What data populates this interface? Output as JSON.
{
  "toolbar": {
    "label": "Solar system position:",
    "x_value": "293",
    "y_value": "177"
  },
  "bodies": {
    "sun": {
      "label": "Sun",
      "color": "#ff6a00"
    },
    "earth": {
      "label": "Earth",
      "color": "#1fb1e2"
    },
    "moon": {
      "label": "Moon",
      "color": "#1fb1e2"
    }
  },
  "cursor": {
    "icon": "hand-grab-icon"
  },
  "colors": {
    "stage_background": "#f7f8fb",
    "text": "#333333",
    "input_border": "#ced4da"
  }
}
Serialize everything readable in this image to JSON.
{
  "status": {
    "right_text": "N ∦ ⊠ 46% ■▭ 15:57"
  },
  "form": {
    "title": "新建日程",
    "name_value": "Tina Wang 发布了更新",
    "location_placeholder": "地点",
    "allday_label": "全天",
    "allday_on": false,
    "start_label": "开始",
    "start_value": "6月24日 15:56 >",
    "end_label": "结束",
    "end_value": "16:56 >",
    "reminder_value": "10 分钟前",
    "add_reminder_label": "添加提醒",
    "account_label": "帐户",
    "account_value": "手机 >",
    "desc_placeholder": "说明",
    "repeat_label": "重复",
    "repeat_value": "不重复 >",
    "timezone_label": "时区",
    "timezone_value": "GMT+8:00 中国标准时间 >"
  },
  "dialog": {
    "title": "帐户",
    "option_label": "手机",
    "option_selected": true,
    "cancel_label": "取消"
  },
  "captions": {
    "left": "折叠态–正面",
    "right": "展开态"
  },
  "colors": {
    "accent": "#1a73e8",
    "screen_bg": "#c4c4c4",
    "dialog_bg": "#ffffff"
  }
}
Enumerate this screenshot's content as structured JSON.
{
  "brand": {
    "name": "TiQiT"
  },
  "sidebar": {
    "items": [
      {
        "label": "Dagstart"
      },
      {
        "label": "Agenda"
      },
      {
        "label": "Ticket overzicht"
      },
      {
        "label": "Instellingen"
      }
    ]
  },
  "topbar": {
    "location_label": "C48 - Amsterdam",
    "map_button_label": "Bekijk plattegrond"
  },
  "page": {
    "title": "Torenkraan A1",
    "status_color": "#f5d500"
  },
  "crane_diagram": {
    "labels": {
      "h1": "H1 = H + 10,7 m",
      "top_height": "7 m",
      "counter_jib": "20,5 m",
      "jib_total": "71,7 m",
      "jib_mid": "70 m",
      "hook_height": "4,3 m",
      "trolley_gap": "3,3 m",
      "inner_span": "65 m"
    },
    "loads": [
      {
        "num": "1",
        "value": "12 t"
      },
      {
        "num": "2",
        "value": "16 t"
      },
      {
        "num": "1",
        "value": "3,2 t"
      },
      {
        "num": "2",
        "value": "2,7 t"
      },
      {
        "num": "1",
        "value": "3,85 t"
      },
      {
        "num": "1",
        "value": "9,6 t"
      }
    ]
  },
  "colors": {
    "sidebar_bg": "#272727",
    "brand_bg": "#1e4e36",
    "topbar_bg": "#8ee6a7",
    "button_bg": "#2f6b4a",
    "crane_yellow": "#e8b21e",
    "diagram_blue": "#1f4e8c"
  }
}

______

WORK REQUIRED
Produce an exact copy of all the records.

CORRECT OUTPUT
What data populates this interface? Output as JSON.
{
  "toolbar": {
    "label": "Solar system position:",
    "x_value": "293",
    "y_value": "177"
  },
  "bodies": {
    "sun": {
      "label": "Sun",
      "color": "#ff6a00"
    },
    "earth": {
      "label": "Earth",
      "color": "#1fb1e2"
    },
    "moon": {
      "label": "Moon",
      "color": "#1fb1e2"
    }
  },
  "cursor": {
    "icon": "hand-grab-icon"
  },
  "colors": {
    "stage_background": "#f7f8fb",
    "text": "#333333",
    "input_border": "#ced4da"
  }
}
Serialize everything readable in this image to JSON.
{
  "status": {
    "right_text": "N ∦ ⊠ 46% ■▭ 15:57"
  },
  "form": {
    "title": "新建日程",
    "name_value": "Tina Wang 发布了更新",
    "location_placeholder": "地点",
    "allday_label": "全天",
    "allday_on": false,
    "start_label": "开始",
    "start_value": "6月24日 15:56 >",
    "end_label": "结束",
    "end_value": "16:56 >",
    "reminder_value": "10 分钟前",
    "add_reminder_label": "添加提醒",
    "account_label": "帐户",
    "account_value": "手机 >",
    "desc_placeholder": "说明",
    "repeat_label": "重复",
    "repeat_value": "不重复 >",
    "timezone_label": "时区",
    "timezone_value": "GMT+8:00 中国标准时间 >"
  },
  "dialog": {
    "title": "帐户",
    "option_label": "手机",
    "option_selected": true,
    "cancel_label": "取消"
  },
  "captions": {
    "left": "折叠态–正面",
    "right": "展开态"
  },
  "colors": {
    "accent": "#1a73e8",
    "screen_bg": "#c4c4c4",
    "dialog_bg": "#ffffff"
  }
}
Enumerate this screenshot's content as structured JSON.
{
  "brand": {
    "name": "TiQiT"
  },
  "sidebar": {
    "items": [
      {
        "label": "Dagstart"
      },
      {
        "label": "Agenda"
      },
      {
        "label": "Ticket overzicht"
      },
      {
        "label": "Instellingen"
      }
    ]
  },
  "topbar": {
    "location_label": "C48 - Amsterdam",
    "map_button_label": "Bekijk plattegrond"
  },
  "page": {
    "title": "Torenkraan A1",
    "status_color": "#f5d500"
  },
  "crane_diagram": {
    "labels": {
      "h1": "H1 = H + 10,7 m",
      "top_height": "7 m",
      "counter_jib": "20,5 m",
      "jib_total": "71,7 m",
      "jib_mid": "70 m",
      "hook_height": "4,3 m",
      "trolley_gap": "3,3 m",
      "inner_span": "65 m"
    },
    "loads": [
      {
        "num": "1",
        "value": "12 t"
      },
      {
        "num": "2",
        "value": "16 t"
      },
      {
        "num": "1",
        "value": "3,2 t"
      },
      {
        "num": "2",
        "value": "2,7 t"
      },
      {
        "num": "1",
        "value": "3,85 t"
      },
      {
        "num": "1",
        "value": "9,6 t"
      }
    ]
  },
  "colors": {
    "sidebar_bg": "#272727",
    "brand_bg": "#1e4e36",
    "topbar_bg": "#8ee6a7",
    "button_bg": "#2f6b4a",
    "crane_yellow": "#e8b21e",
    "diagram_blue": "#1f4e8c"
  }
}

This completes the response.